● **Exercise requirements**:
Report every line in the listing below where the string "JSON" shows up.

━━━━

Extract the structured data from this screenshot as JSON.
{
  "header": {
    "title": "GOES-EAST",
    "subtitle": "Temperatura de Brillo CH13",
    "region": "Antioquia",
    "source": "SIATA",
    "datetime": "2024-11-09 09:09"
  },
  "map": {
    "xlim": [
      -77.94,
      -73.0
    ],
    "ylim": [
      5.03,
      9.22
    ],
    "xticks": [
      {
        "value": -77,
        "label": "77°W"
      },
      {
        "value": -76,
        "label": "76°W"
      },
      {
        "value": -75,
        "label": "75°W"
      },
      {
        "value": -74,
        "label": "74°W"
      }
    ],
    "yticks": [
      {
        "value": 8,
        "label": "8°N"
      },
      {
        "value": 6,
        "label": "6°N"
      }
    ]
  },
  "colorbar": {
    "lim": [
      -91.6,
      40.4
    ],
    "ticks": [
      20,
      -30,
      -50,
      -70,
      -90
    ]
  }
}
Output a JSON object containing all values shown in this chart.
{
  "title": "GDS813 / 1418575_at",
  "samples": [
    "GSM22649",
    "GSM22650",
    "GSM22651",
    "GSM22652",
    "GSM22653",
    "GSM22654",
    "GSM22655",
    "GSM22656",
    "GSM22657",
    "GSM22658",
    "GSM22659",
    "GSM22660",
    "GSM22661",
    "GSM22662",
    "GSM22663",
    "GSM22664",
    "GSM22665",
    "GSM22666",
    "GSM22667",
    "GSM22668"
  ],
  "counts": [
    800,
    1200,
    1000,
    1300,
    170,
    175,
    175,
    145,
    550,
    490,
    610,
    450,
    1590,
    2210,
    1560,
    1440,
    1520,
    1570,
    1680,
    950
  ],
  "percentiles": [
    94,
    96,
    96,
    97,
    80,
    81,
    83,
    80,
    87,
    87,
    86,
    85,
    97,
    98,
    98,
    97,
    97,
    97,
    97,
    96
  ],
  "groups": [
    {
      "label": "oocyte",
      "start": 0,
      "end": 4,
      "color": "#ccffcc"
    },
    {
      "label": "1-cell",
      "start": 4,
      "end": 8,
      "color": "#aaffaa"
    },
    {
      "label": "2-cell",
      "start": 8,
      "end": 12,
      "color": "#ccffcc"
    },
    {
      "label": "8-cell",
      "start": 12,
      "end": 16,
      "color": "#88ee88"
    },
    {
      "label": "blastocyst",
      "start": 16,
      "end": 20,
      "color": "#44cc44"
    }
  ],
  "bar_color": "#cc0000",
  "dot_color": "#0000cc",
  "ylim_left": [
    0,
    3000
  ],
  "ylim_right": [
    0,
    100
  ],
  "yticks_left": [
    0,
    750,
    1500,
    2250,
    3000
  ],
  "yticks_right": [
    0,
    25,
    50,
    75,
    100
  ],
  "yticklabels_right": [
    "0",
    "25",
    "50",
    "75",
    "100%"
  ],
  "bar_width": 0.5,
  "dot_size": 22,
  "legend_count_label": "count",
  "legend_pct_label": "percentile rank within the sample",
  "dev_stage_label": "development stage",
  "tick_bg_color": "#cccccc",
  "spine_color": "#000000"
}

━━━━

● **Answer**:
Extract the structured data from this screenshot as JSON.
Output a JSON object containing all values shown in this chart.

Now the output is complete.